**AIM OF THE EXERCISE**
Across the material below, how many lines contain the word "xlabel"? Give only the number.

* begin DATA IN THIS EXERCISE *

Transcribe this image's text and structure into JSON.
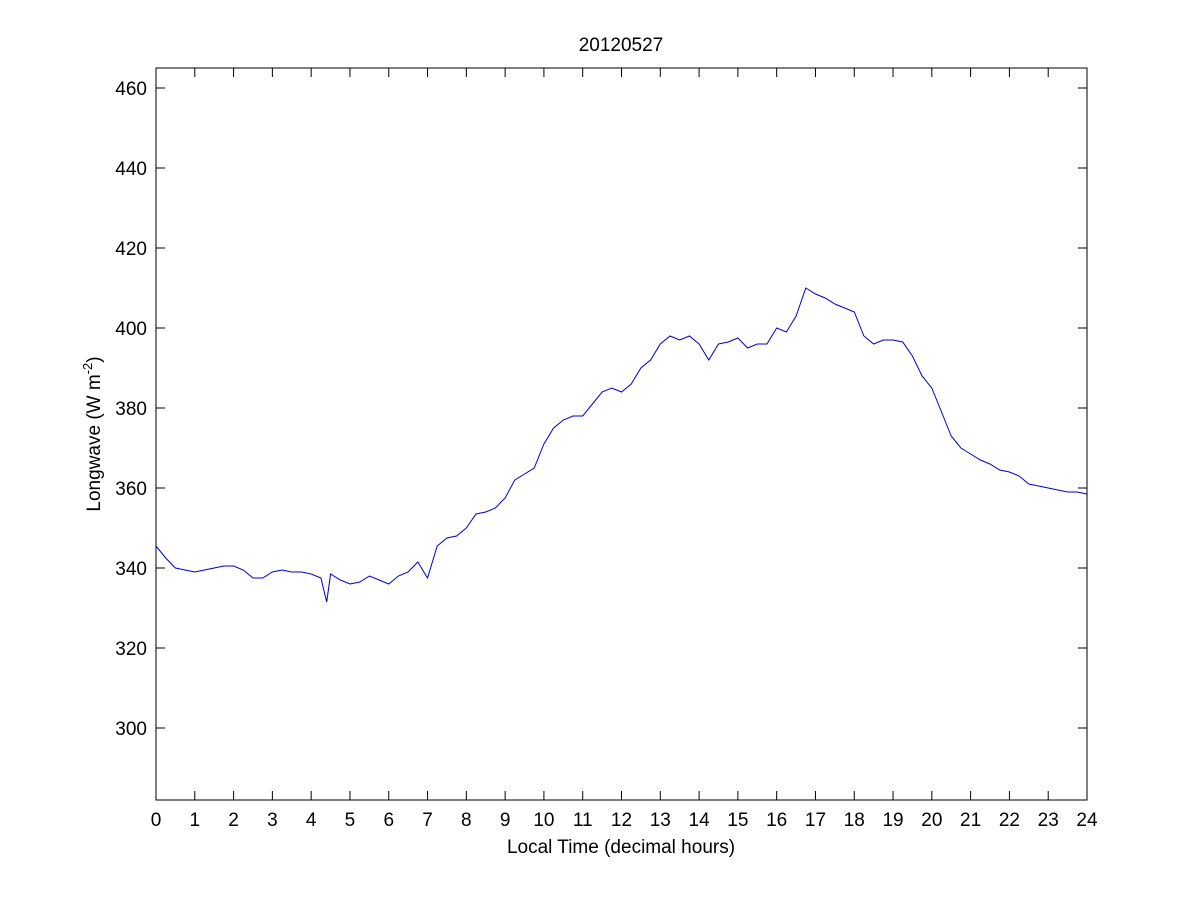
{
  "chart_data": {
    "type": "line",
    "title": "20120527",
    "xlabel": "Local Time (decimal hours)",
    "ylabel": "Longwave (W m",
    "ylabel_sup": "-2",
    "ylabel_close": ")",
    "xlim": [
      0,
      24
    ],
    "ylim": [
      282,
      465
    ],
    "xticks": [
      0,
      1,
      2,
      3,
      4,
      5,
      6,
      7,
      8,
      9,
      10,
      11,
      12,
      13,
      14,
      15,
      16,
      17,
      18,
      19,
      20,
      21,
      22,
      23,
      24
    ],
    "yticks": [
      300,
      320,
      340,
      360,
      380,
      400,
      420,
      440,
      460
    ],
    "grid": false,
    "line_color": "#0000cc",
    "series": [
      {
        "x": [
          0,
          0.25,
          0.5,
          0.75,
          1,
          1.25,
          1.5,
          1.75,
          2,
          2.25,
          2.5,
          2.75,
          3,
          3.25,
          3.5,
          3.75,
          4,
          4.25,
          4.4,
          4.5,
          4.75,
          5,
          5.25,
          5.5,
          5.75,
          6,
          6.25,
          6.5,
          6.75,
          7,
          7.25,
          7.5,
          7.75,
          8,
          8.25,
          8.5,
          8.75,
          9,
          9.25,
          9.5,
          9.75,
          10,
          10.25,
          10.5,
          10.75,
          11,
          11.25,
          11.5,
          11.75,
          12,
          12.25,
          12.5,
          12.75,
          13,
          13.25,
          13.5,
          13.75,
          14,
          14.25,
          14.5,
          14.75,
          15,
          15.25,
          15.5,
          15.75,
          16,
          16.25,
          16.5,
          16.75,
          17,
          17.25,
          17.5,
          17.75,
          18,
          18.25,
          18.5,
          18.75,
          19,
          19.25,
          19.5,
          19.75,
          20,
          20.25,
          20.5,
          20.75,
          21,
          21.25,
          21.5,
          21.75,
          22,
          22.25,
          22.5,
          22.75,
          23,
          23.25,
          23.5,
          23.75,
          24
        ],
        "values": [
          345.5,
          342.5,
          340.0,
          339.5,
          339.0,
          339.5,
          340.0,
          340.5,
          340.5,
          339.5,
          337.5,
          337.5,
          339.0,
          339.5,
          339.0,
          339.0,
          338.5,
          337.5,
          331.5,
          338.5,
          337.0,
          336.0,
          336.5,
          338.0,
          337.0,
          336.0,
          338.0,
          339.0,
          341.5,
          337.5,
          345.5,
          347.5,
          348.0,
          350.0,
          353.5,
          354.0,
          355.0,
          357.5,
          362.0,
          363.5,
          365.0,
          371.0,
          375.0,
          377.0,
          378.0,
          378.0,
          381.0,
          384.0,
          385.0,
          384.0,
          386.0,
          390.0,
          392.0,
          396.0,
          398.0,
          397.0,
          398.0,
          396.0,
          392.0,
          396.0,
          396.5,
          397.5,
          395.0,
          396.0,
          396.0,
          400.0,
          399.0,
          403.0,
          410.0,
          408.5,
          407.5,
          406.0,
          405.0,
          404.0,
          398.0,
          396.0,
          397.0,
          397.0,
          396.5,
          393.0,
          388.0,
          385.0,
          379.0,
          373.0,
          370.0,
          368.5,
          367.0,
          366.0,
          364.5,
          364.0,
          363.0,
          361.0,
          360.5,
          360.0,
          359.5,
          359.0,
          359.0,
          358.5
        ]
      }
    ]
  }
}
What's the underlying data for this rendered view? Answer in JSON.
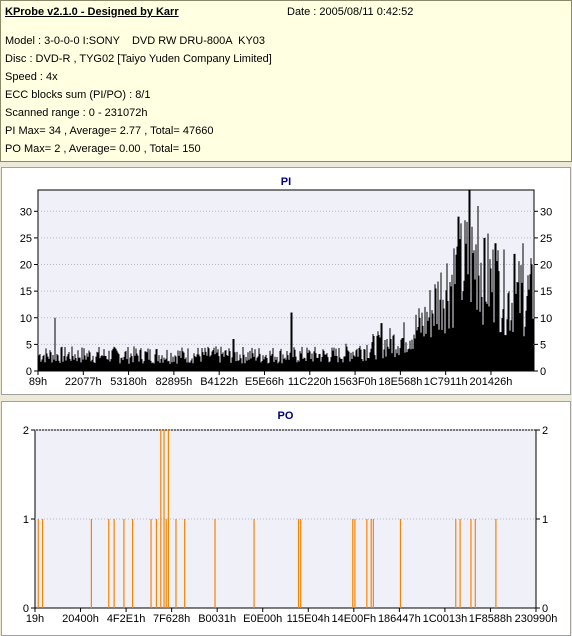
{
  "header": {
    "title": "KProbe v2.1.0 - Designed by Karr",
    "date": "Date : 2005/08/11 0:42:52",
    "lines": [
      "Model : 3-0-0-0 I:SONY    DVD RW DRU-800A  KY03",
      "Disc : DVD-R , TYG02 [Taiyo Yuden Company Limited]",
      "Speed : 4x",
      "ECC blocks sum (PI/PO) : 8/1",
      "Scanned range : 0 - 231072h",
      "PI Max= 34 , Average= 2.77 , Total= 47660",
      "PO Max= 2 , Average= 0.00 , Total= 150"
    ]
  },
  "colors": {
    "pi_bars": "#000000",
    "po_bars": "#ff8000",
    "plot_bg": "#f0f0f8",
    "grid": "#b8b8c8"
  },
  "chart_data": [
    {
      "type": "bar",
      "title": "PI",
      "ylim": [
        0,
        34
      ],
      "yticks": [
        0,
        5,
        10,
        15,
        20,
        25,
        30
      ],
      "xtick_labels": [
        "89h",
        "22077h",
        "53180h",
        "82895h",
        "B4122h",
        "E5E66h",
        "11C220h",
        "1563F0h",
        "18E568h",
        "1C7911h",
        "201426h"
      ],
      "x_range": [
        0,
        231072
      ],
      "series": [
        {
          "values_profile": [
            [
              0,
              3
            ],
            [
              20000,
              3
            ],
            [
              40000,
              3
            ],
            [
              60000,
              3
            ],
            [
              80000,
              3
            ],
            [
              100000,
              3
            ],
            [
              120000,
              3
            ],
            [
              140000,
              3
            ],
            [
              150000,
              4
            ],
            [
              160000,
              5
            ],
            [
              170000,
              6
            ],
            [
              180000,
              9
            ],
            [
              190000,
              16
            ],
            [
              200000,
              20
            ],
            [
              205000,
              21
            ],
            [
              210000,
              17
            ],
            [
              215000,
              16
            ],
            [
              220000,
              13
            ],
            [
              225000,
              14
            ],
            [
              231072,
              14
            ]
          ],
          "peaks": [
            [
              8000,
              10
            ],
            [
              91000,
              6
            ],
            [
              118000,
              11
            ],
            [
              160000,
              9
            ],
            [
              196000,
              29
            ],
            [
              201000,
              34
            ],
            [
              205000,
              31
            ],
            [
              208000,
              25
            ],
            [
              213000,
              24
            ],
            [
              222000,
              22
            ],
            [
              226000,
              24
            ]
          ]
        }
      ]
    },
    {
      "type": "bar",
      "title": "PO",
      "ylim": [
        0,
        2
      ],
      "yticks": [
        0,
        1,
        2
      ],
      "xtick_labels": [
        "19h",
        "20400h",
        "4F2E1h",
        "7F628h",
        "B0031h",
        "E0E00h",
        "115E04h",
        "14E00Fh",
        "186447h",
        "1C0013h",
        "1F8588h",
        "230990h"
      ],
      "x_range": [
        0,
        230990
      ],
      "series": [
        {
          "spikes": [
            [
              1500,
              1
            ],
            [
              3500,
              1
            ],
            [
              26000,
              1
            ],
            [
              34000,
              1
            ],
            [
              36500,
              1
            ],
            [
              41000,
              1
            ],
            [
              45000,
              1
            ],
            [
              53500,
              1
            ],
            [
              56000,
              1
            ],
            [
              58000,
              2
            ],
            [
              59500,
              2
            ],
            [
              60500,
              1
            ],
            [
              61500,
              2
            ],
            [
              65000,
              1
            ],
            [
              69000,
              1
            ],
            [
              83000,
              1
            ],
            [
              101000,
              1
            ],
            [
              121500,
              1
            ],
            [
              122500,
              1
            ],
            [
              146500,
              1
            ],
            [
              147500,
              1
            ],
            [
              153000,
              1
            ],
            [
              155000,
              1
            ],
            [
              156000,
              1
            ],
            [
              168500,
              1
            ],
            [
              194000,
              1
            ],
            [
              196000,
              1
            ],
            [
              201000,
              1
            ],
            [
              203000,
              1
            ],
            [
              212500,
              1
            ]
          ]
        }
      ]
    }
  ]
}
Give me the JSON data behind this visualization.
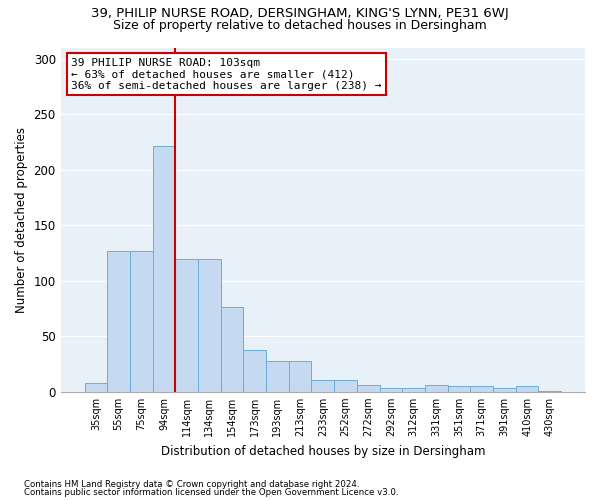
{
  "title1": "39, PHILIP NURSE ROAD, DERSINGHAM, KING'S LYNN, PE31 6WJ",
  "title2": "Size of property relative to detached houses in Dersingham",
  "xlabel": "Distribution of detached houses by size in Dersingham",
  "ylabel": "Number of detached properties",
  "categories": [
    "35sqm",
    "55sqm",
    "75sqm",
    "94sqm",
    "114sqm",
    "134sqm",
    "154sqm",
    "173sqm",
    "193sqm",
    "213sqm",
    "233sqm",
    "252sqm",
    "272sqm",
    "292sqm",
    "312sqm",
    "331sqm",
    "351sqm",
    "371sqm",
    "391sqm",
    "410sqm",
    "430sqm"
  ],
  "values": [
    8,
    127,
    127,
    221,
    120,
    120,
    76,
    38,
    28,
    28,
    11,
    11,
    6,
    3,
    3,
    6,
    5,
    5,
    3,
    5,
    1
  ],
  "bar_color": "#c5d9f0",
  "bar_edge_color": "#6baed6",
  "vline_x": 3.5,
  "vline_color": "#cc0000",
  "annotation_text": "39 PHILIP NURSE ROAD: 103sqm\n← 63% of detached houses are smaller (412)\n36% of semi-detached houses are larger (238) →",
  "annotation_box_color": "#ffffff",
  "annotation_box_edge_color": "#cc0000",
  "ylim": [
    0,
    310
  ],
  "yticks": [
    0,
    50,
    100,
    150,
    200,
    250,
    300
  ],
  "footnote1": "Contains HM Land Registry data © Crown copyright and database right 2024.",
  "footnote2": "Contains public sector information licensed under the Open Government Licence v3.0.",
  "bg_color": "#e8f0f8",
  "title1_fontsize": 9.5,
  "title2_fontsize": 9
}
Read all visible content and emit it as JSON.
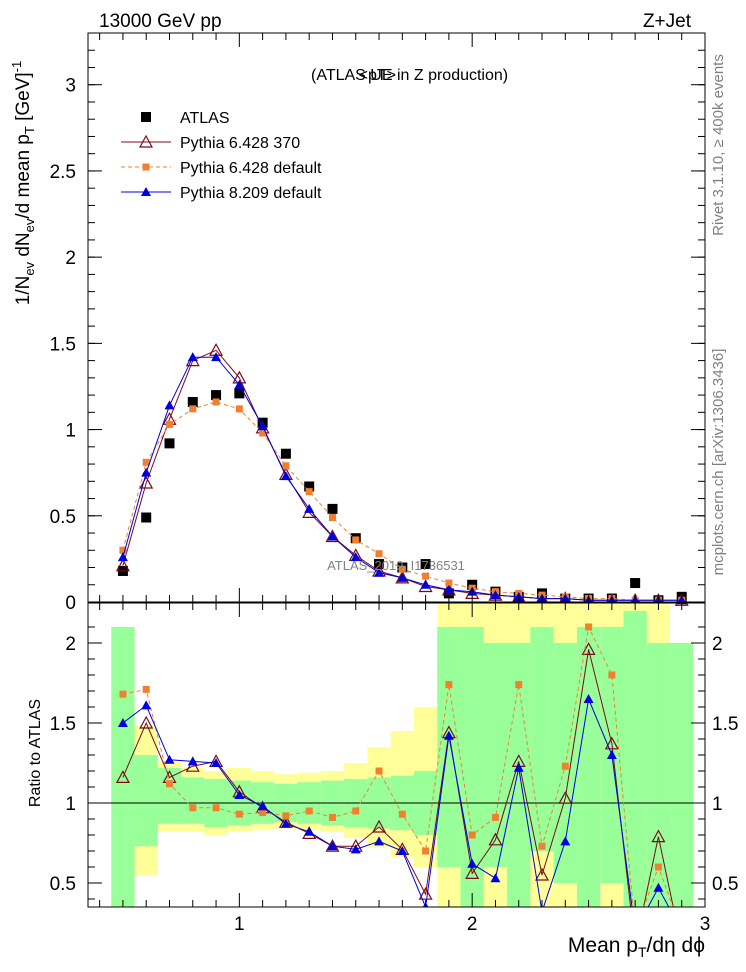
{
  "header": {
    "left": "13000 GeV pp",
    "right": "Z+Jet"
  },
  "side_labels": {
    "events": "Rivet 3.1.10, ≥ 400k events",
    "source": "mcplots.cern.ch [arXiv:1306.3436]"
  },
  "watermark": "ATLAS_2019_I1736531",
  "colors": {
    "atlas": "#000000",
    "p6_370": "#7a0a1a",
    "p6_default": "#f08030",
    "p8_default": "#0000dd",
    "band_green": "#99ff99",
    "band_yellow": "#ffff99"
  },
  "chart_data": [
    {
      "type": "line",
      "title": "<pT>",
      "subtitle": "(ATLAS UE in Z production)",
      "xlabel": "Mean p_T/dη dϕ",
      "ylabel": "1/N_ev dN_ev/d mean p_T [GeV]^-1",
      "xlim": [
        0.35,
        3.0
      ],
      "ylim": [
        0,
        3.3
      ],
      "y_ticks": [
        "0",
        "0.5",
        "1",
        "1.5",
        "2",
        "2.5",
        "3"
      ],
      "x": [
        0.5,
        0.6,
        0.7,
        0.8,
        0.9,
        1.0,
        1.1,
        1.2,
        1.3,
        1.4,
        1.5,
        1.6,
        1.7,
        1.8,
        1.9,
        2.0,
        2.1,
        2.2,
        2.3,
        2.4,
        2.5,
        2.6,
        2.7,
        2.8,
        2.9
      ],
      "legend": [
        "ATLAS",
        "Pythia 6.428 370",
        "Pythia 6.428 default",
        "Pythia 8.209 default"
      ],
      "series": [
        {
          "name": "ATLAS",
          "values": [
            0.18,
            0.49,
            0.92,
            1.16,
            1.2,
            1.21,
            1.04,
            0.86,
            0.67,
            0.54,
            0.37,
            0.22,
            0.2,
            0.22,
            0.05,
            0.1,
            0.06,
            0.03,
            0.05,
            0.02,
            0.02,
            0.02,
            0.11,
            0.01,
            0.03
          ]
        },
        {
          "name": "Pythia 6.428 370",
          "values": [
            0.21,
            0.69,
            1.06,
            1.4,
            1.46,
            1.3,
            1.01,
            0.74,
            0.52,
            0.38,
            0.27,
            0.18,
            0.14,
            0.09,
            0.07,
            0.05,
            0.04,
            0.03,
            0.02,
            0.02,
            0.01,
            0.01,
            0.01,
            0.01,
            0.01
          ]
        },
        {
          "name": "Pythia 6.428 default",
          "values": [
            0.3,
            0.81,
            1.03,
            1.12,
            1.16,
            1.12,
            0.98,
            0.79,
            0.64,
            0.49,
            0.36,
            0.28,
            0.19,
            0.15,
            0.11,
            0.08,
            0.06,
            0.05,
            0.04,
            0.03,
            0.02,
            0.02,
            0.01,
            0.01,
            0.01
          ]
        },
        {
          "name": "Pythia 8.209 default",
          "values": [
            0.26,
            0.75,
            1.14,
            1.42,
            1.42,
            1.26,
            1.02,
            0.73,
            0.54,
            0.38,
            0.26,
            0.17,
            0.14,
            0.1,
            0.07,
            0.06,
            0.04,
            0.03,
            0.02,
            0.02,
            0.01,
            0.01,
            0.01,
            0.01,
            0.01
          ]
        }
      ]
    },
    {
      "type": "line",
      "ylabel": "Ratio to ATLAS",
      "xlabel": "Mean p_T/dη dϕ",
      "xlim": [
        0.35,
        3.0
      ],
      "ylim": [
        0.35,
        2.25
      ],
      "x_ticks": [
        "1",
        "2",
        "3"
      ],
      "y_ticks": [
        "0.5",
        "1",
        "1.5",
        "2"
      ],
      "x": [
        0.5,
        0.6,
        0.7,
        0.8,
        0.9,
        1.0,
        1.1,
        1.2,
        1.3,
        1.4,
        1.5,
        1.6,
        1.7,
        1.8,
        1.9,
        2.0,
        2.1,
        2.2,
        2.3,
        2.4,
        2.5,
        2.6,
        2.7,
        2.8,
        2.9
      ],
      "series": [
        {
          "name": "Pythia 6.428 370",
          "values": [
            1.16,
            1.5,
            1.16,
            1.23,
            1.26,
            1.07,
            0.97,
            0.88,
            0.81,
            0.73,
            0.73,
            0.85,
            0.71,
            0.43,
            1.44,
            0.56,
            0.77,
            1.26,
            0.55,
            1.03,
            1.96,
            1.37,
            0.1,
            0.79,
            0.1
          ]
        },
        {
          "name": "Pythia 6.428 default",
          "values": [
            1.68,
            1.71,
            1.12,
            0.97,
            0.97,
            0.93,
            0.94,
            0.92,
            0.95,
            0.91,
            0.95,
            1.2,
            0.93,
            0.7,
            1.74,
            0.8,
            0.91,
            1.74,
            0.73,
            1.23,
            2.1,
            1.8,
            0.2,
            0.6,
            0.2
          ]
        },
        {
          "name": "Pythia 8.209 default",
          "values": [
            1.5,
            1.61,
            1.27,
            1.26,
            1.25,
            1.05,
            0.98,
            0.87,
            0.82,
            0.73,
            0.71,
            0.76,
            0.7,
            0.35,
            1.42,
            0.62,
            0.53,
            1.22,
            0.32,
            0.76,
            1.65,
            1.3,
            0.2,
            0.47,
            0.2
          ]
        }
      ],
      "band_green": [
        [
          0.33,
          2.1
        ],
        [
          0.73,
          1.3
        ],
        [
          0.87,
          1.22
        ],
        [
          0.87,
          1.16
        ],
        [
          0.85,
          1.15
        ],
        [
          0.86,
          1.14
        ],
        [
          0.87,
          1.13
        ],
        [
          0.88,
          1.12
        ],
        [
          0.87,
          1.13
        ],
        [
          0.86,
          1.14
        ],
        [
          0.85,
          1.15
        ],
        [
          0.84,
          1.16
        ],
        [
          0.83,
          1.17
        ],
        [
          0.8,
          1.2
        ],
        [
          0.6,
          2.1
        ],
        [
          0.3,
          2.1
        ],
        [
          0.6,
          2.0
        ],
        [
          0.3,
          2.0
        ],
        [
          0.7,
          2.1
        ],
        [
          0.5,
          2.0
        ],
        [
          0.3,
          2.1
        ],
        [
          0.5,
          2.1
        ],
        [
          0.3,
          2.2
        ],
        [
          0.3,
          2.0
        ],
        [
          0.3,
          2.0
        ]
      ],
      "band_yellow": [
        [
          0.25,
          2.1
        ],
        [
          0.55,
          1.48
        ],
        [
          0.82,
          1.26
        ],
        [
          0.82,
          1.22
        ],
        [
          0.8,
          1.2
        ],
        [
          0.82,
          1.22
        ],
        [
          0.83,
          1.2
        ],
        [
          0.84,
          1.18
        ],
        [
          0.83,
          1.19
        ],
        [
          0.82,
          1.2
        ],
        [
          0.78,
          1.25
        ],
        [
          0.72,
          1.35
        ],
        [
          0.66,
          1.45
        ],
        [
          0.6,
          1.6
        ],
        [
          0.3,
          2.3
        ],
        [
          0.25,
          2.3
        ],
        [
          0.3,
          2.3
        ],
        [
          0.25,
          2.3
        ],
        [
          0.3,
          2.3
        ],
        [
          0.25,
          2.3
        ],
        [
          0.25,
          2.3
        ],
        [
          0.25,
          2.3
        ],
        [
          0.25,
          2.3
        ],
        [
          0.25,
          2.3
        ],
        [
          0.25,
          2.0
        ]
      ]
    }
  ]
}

* end DATA IN THIS EXERCISE *

**RESULT OF THE TASK**
4